[Stored data entries]
▬▬▬
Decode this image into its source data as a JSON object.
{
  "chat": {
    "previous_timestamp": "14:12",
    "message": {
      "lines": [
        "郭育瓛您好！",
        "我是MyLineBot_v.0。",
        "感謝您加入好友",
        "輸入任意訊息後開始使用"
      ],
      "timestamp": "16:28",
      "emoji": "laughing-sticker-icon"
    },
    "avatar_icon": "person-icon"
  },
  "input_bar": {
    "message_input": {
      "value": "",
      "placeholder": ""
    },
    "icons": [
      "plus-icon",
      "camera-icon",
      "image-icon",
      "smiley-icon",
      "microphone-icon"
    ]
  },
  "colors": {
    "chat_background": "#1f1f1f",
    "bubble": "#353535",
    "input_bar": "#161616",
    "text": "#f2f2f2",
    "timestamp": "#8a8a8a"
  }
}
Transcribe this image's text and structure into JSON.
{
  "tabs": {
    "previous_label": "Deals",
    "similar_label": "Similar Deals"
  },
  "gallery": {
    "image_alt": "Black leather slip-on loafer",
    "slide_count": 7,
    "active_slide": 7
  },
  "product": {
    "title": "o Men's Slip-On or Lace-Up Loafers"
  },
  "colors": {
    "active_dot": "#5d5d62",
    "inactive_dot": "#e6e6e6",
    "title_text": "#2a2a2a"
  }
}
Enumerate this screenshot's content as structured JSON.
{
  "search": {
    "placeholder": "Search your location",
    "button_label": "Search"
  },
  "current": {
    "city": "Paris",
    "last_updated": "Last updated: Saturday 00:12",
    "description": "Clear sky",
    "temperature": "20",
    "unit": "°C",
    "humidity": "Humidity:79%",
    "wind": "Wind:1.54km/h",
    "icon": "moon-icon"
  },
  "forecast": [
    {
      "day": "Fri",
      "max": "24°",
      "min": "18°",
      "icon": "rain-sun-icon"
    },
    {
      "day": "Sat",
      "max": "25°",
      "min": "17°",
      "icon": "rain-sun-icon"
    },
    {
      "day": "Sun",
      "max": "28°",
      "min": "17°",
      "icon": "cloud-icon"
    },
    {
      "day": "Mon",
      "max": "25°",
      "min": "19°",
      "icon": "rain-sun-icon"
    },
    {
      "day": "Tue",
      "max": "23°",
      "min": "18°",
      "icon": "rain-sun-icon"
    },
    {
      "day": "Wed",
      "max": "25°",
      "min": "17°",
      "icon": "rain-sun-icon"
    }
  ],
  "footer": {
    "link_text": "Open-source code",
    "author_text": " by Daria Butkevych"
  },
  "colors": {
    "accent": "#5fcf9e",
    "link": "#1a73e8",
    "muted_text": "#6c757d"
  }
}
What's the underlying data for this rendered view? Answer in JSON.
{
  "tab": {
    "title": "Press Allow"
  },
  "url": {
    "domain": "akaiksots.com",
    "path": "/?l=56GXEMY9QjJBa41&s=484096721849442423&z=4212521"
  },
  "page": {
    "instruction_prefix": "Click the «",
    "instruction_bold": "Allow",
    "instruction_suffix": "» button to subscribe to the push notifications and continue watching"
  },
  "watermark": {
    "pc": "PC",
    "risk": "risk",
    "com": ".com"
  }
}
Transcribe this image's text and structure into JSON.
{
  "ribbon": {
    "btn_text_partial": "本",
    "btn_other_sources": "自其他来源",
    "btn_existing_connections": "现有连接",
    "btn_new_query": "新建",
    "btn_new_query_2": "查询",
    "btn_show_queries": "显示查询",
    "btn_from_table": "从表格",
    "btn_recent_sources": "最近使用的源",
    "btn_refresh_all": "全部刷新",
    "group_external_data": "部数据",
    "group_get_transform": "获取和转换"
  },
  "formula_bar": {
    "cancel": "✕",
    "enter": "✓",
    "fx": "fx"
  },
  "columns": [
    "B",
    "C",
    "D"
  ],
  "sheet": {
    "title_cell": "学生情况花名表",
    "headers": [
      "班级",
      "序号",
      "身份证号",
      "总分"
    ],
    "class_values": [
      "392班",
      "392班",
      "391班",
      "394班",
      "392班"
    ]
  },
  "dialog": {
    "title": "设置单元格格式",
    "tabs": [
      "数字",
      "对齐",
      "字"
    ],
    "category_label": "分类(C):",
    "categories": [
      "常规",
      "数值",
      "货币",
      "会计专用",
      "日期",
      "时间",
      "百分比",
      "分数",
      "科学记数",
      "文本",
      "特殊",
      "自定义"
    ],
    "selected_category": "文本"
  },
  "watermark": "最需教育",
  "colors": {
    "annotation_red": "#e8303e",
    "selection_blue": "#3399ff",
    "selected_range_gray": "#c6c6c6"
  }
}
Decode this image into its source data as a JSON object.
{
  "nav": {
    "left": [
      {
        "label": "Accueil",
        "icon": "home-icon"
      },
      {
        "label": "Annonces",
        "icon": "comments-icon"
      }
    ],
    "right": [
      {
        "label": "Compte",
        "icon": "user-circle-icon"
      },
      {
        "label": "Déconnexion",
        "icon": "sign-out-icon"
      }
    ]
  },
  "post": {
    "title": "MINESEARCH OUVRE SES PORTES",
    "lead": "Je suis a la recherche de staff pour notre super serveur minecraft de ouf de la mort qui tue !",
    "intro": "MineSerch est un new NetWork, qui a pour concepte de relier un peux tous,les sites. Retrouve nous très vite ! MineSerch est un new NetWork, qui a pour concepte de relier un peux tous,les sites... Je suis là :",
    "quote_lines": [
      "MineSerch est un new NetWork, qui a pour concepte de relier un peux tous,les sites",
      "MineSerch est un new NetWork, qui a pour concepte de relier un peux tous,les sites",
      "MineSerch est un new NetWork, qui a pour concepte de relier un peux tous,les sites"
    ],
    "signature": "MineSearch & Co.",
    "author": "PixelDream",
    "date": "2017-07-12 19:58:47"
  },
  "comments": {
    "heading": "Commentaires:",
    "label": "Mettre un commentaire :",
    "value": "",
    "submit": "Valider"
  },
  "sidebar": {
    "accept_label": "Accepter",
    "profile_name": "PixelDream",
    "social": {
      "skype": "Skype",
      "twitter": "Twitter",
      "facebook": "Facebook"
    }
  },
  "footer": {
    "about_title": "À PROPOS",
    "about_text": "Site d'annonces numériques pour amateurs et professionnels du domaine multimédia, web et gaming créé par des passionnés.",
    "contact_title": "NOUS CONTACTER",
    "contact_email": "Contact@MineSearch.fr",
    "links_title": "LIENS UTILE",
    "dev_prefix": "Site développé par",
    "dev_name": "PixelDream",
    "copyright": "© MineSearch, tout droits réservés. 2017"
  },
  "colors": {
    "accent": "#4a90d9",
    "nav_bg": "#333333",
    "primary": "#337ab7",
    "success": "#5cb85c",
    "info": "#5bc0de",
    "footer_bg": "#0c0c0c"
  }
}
▬▬▬
#### Written task:
Can you restate every record above word for word?

#### Task output:
Decode this image into its source data as a JSON object.
{
  "chat": {
    "previous_timestamp": "14:12",
    "message": {
      "lines": [
        "郭育瓛您好！",
        "我是MyLineBot_v.0。",
        "感謝您加入好友",
        "輸入任意訊息後開始使用"
      ],
      "timestamp": "16:28",
      "emoji": "laughing-sticker-icon"
    },
    "avatar_icon": "person-icon"
  },
  "input_bar": {
    "message_input": {
      "value": "",
      "placeholder": ""
    },
    "icons": [
      "plus-icon",
      "camera-icon",
      "image-icon",
      "smiley-icon",
      "microphone-icon"
    ]
  },
  "colors": {
    "chat_background": "#1f1f1f",
    "bubble": "#353535",
    "input_bar": "#161616",
    "text": "#f2f2f2",
    "timestamp": "#8a8a8a"
  }
}
Transcribe this image's text and structure into JSON.
{
  "tabs": {
    "previous_label": "Deals",
    "similar_label": "Similar Deals"
  },
  "gallery": {
    "image_alt": "Black leather slip-on loafer",
    "slide_count": 7,
    "active_slide": 7
  },
  "product": {
    "title": "o Men's Slip-On or Lace-Up Loafers"
  },
  "colors": {
    "active_dot": "#5d5d62",
    "inactive_dot": "#e6e6e6",
    "title_text": "#2a2a2a"
  }
}
Enumerate this screenshot's content as structured JSON.
{
  "search": {
    "placeholder": "Search your location",
    "button_label": "Search"
  },
  "current": {
    "city": "Paris",
    "last_updated": "Last updated: Saturday 00:12",
    "description": "Clear sky",
    "temperature": "20",
    "unit": "°C",
    "humidity": "Humidity:79%",
    "wind": "Wind:1.54km/h",
    "icon": "moon-icon"
  },
  "forecast": [
    {
      "day": "Fri",
      "max": "24°",
      "min": "18°",
      "icon": "rain-sun-icon"
    },
    {
      "day": "Sat",
      "max": "25°",
      "min": "17°",
      "icon": "rain-sun-icon"
    },
    {
      "day": "Sun",
      "max": "28°",
      "min": "17°",
      "icon": "cloud-icon"
    },
    {
      "day": "Mon",
      "max": "25°",
      "min": "19°",
      "icon": "rain-sun-icon"
    },
    {
      "day": "Tue",
      "max": "23°",
      "min": "18°",
      "icon": "rain-sun-icon"
    },
    {
      "day": "Wed",
      "max": "25°",
      "min": "17°",
      "icon": "rain-sun-icon"
    }
  ],
  "footer": {
    "link_text": "Open-source code",
    "author_text": " by Daria Butkevych"
  },
  "colors": {
    "accent": "#5fcf9e",
    "link": "#1a73e8",
    "muted_text": "#6c757d"
  }
}
What's the underlying data for this rendered view? Answer in JSON.
{
  "tab": {
    "title": "Press Allow"
  },
  "url": {
    "domain": "akaiksots.com",
    "path": "/?l=56GXEMY9QjJBa41&s=484096721849442423&z=4212521"
  },
  "page": {
    "instruction_prefix": "Click the «",
    "instruction_bold": "Allow",
    "instruction_suffix": "» button to subscribe to the push notifications and continue watching"
  },
  "watermark": {
    "pc": "PC",
    "risk": "risk",
    "com": ".com"
  }
}
Transcribe this image's text and structure into JSON.
{
  "ribbon": {
    "btn_text_partial": "本",
    "btn_other_sources": "自其他来源",
    "btn_existing_connections": "现有连接",
    "btn_new_query": "新建",
    "btn_new_query_2": "查询",
    "btn_show_queries": "显示查询",
    "btn_from_table": "从表格",
    "btn_recent_sources": "最近使用的源",
    "btn_refresh_all": "全部刷新",
    "group_external_data": "部数据",
    "group_get_transform": "获取和转换"
  },
  "formula_bar": {
    "cancel": "✕",
    "enter": "✓",
    "fx": "fx"
  },
  "columns": [
    "B",
    "C",
    "D"
  ],
  "sheet": {
    "title_cell": "学生情况花名表",
    "headers": [
      "班级",
      "序号",
      "身份证号",
      "总分"
    ],
    "class_values": [
      "392班",
      "392班",
      "391班",
      "394班",
      "392班"
    ]
  },
  "dialog": {
    "title": "设置单元格格式",
    "tabs": [
      "数字",
      "对齐",
      "字"
    ],
    "category_label": "分类(C):",
    "categories": [
      "常规",
      "数值",
      "货币",
      "会计专用",
      "日期",
      "时间",
      "百分比",
      "分数",
      "科学记数",
      "文本",
      "特殊",
      "自定义"
    ],
    "selected_category": "文本"
  },
  "watermark": "最需教育",
  "colors": {
    "annotation_red": "#e8303e",
    "selection_blue": "#3399ff",
    "selected_range_gray": "#c6c6c6"
  }
}
Decode this image into its source data as a JSON object.
{
  "nav": {
    "left": [
      {
        "label": "Accueil",
        "icon": "home-icon"
      },
      {
        "label": "Annonces",
        "icon": "comments-icon"
      }
    ],
    "right": [
      {
        "label": "Compte",
        "icon": "user-circle-icon"
      },
      {
        "label": "Déconnexion",
        "icon": "sign-out-icon"
      }
    ]
  },
  "post": {
    "title": "MINESEARCH OUVRE SES PORTES",
    "lead": "Je suis a la recherche de staff pour notre super serveur minecraft de ouf de la mort qui tue !",
    "intro": "MineSerch est un new NetWork, qui a pour concepte de relier un peux tous,les sites. Retrouve nous très vite ! MineSerch est un new NetWork, qui a pour concepte de relier un peux tous,les sites... Je suis là :",
    "quote_lines": [
      "MineSerch est un new NetWork, qui a pour concepte de relier un peux tous,les sites",
      "MineSerch est un new NetWork, qui a pour concepte de relier un peux tous,les sites",
      "MineSerch est un new NetWork, qui a pour concepte de relier un peux tous,les sites"
    ],
    "signature": "MineSearch & Co.",
    "author": "PixelDream",
    "date": "2017-07-12 19:58:47"
  },
  "comments": {
    "heading": "Commentaires:",
    "label": "Mettre un commentaire :",
    "value": "",
    "submit": "Valider"
  },
  "sidebar": {
    "accept_label": "Accepter",
    "profile_name": "PixelDream",
    "social": {
      "skype": "Skype",
      "twitter": "Twitter",
      "facebook": "Facebook"
    }
  },
  "footer": {
    "about_title": "À PROPOS",
    "about_text": "Site d'annonces numériques pour amateurs et professionnels du domaine multimédia, web et gaming créé par des passionnés.",
    "contact_title": "NOUS CONTACTER",
    "contact_email": "Contact@MineSearch.fr",
    "links_title": "LIENS UTILE",
    "dev_prefix": "Site développé par",
    "dev_name": "PixelDream",
    "copyright": "© MineSearch, tout droits réservés. 2017"
  },
  "colors": {
    "accent": "#4a90d9",
    "nav_bg": "#333333",
    "primary": "#337ab7",
    "success": "#5cb85c",
    "info": "#5bc0de",
    "footer_bg": "#0c0c0c"
  }
}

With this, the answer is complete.